TASK. Each line that includes "Type" counts once; give the total and nothing besides.

EXERCISE MATERIALS.

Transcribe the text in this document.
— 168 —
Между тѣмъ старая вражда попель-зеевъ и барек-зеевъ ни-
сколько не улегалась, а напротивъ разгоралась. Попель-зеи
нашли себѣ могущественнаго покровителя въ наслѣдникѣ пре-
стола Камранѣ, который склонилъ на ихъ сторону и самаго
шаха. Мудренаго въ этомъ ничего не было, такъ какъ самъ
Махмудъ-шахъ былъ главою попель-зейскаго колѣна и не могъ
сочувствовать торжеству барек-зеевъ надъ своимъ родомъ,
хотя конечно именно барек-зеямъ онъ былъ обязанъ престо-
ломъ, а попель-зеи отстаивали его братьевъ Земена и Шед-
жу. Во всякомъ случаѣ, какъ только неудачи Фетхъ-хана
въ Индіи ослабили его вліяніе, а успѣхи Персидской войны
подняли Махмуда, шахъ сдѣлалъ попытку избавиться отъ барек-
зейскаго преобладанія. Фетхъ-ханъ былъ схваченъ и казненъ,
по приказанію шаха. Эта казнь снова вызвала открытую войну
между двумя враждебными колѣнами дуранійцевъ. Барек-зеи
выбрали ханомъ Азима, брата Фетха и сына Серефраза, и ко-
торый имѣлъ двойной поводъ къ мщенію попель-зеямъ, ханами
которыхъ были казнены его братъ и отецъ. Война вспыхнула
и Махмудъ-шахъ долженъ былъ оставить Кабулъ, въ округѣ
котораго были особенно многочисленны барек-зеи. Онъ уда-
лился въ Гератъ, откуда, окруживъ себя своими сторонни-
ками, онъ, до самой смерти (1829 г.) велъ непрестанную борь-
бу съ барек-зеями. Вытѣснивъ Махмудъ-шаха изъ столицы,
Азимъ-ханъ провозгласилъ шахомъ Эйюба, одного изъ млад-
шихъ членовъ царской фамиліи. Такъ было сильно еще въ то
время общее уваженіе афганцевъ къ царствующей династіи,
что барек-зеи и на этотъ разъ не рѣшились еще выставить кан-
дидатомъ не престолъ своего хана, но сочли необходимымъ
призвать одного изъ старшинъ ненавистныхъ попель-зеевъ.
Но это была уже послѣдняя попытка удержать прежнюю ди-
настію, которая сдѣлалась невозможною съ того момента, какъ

---

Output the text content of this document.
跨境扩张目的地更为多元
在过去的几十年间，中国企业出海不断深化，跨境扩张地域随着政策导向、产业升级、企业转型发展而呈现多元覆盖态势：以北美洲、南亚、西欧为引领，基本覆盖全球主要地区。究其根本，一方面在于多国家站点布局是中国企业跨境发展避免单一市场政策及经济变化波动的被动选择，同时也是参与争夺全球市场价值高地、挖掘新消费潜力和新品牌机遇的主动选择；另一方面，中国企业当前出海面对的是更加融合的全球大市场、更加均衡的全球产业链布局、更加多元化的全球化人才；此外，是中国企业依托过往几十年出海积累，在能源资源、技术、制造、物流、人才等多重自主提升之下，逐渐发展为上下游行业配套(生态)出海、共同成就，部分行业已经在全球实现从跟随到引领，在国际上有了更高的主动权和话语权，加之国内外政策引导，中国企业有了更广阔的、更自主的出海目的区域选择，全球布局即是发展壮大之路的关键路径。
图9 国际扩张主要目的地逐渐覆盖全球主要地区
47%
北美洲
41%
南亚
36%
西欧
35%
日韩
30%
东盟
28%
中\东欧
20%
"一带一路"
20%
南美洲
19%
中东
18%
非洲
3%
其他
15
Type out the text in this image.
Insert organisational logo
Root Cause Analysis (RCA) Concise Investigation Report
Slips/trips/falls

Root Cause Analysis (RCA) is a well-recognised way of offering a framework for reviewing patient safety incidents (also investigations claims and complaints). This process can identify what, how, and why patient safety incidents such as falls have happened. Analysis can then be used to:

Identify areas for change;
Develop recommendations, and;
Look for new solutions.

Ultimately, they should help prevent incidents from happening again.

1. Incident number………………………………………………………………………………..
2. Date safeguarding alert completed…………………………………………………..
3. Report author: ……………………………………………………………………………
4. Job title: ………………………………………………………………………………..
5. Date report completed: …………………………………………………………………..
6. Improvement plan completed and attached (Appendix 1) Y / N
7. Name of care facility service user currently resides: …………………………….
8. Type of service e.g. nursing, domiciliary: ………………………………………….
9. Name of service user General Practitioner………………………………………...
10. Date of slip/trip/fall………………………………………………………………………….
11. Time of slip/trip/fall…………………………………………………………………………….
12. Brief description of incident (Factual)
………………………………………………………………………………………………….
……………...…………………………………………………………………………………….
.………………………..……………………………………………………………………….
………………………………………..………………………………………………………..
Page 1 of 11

TASK SOLUTION. 2